Saved data entries:
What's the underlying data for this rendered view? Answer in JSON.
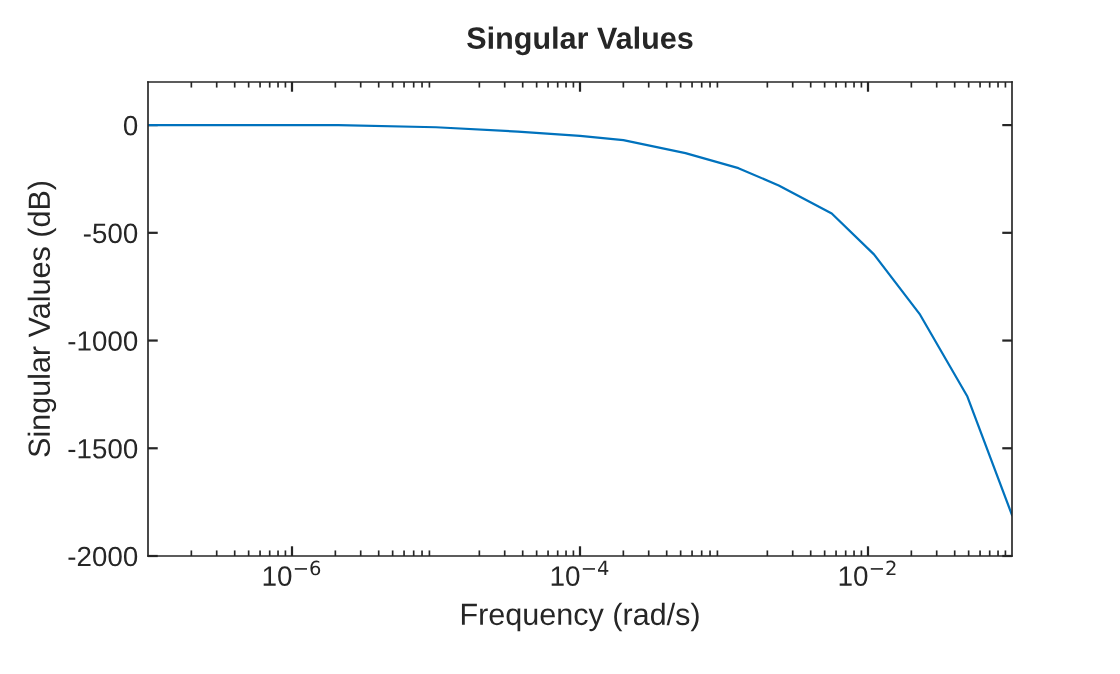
{
  "chart_data": {
    "type": "line",
    "title": "Singular Values",
    "xlabel": "Frequency (rad/s)",
    "ylabel": "Singular Values (dB)",
    "log": "x",
    "x": [
      1e-07,
      2.1e-06,
      1e-05,
      3.7e-05,
      0.0001,
      0.0002,
      0.00054,
      0.00126,
      0.0024,
      0.0056,
      0.011,
      0.023,
      0.049,
      0.1
    ],
    "series": [
      {
        "color": "#0072bd",
        "values": [
          0,
          0,
          -10,
          -30,
          -50,
          -70,
          -130,
          -200,
          -280,
          -410,
          -600,
          -880,
          -1260,
          -1810
        ]
      }
    ],
    "xlim": [
      1e-07,
      0.1
    ],
    "xticks": [
      {
        "value": 1e-06,
        "label": "10$^{−6}$"
      },
      {
        "value": 0.0001,
        "label": "10$^{−4}$"
      },
      {
        "value": 0.01,
        "label": "10$^{−2}$"
      }
    ],
    "ylim": [
      -2000,
      200
    ],
    "yticks": [
      -2000,
      -1500,
      -1000,
      -500,
      0
    ],
    "grid": false,
    "legend": false,
    "marker": "none",
    "line_style": "solid"
  }
}
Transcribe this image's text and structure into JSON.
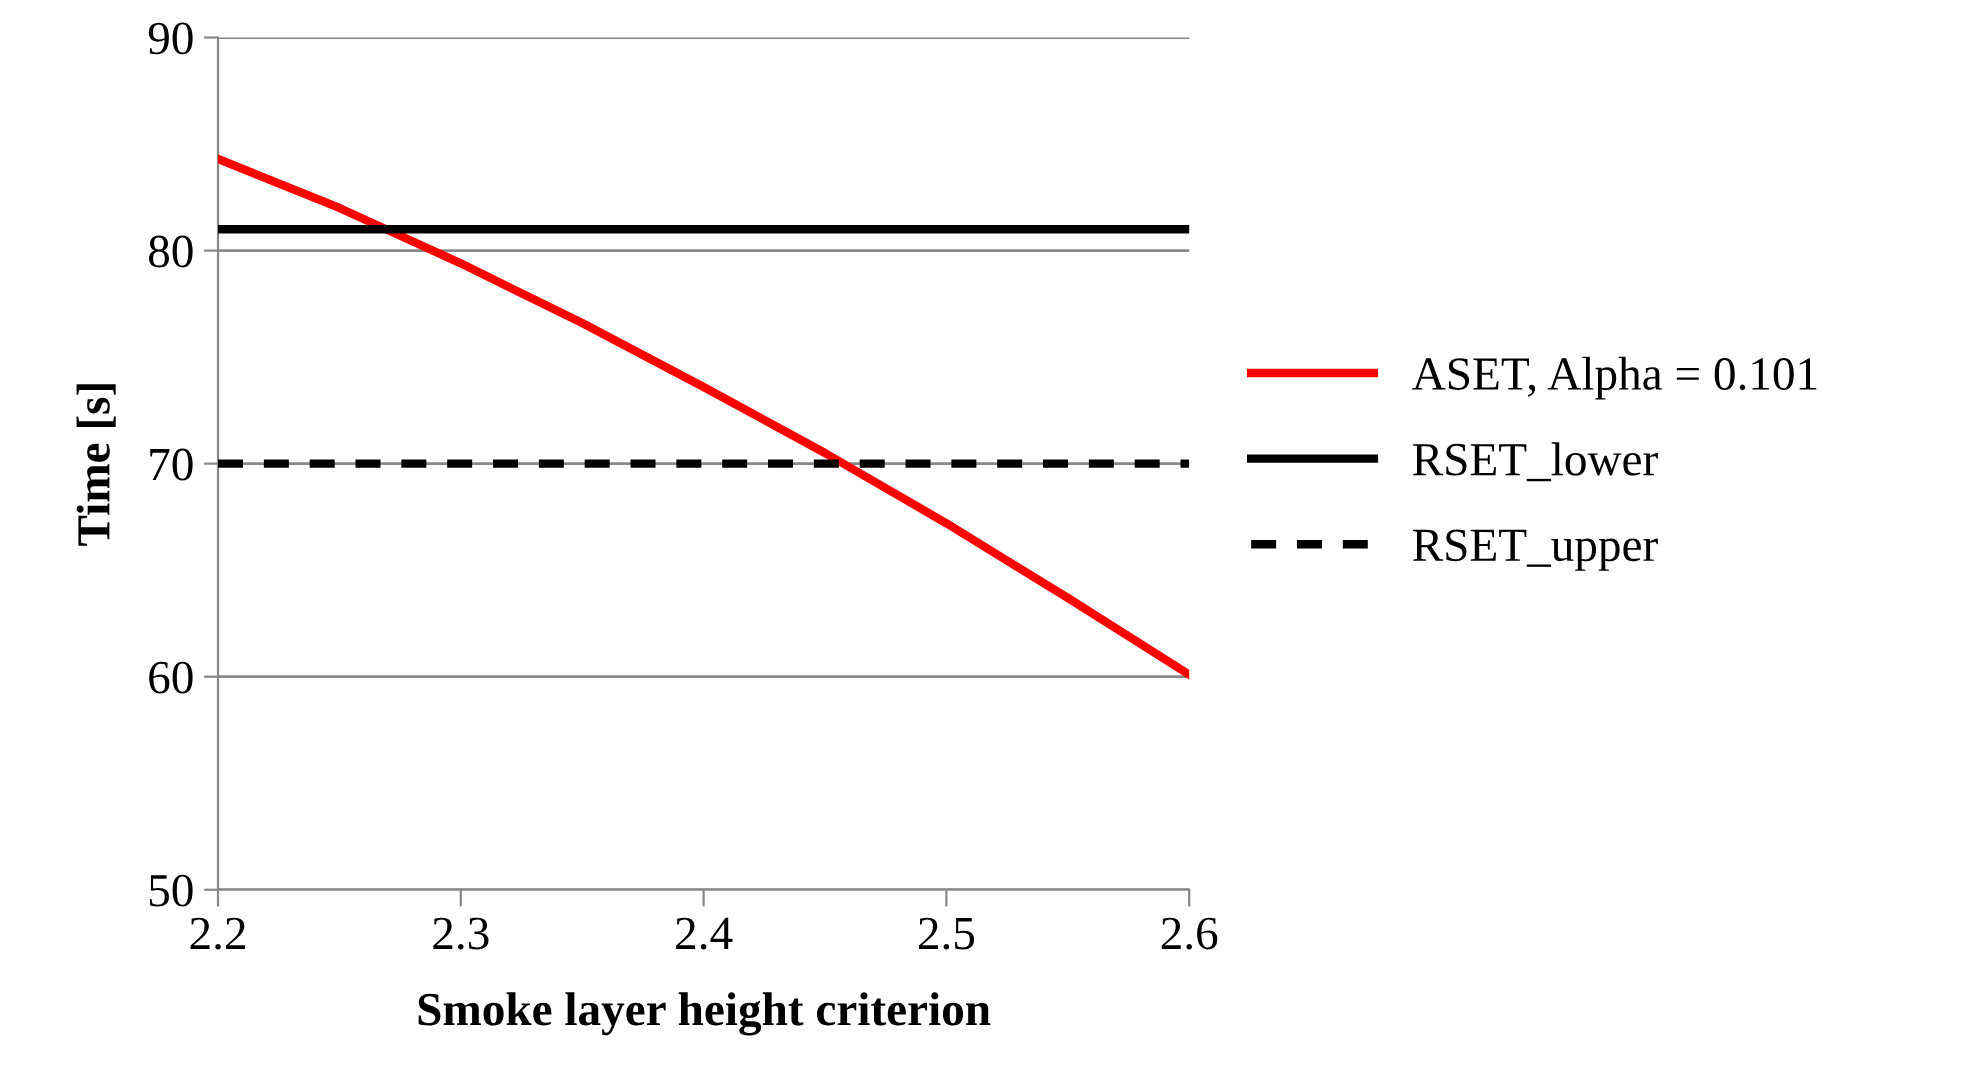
{
  "chart_data": {
    "type": "line",
    "xlabel": "Smoke layer height criterion",
    "ylabel": "Time [s]",
    "xlim": [
      2.2,
      2.6
    ],
    "xticks": [
      2.2,
      2.3,
      2.4,
      2.5,
      2.6
    ],
    "ylim": [
      50,
      90
    ],
    "yticks": [
      50,
      60,
      70,
      80,
      90
    ],
    "grid": "y",
    "legend": "right",
    "series": [
      {
        "name": "ASET, Alpha = 0.101",
        "color": "#ff0000",
        "line_style": "solid",
        "x": [
          2.2,
          2.25,
          2.3,
          2.35,
          2.4,
          2.45,
          2.5,
          2.55,
          2.6
        ],
        "values": [
          84.3,
          82.0,
          79.4,
          76.6,
          73.6,
          70.5,
          67.2,
          63.7,
          60.1
        ]
      },
      {
        "name": "RSET_lower",
        "color": "#000000",
        "line_style": "solid",
        "x": [
          2.2,
          2.6
        ],
        "values": [
          81,
          81
        ]
      },
      {
        "name": "RSET_upper",
        "color": "#000000",
        "line_style": "dashed",
        "x": [
          2.2,
          2.6
        ],
        "values": [
          70,
          70
        ]
      }
    ]
  }
}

WRITTEN INSTRUCTION:
Write out every line from the entries where "this" appears.

EXERCISE OUTPUT:
What's the underlying data for this rendered view? Answer in JSON.
Transcribe this image's text and structure into JSON.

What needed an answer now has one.